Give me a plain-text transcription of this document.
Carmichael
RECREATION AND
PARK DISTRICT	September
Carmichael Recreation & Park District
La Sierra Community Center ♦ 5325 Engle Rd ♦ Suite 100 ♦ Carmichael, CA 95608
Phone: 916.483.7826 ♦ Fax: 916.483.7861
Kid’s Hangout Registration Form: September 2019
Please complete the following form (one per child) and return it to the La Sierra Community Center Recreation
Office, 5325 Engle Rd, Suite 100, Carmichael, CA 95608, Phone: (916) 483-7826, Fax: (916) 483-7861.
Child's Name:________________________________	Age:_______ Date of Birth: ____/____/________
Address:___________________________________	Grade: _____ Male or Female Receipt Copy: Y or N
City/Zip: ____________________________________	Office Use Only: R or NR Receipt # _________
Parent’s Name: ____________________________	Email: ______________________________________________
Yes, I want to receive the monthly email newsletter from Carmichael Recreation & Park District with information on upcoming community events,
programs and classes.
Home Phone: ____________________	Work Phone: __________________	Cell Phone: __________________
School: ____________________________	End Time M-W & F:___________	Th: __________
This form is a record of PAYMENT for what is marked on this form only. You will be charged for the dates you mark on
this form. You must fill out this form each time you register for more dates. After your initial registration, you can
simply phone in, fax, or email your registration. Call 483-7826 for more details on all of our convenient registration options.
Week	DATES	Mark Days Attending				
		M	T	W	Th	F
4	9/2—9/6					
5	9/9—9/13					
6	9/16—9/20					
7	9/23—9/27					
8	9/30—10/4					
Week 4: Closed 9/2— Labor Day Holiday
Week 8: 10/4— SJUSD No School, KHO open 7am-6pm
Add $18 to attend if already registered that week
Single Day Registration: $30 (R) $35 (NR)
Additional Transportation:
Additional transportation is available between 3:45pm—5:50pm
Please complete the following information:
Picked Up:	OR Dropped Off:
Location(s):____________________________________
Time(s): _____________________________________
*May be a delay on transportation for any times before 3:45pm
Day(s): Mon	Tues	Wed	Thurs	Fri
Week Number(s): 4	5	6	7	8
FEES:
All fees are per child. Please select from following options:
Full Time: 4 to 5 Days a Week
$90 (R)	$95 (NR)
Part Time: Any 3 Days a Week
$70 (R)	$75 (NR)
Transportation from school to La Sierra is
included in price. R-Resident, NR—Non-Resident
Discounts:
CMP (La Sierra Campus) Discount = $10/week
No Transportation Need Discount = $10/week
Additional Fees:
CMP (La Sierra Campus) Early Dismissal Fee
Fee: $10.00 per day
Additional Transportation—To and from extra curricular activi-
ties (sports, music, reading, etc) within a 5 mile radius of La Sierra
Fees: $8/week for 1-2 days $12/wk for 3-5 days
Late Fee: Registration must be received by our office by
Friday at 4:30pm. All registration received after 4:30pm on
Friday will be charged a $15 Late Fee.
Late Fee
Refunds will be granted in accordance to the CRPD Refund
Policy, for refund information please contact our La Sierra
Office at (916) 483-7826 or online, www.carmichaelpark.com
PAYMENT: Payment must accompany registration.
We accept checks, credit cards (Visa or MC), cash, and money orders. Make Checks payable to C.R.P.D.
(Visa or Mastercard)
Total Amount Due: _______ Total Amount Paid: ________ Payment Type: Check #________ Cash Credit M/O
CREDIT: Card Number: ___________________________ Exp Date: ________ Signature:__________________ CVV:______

_Problem details:_ Return every line in the listing that contains the word "Friday".

_Result below:_
Friday at 4:30pm. All registration received after 4:30pm on
Friday will be charged a $15 Late Fee.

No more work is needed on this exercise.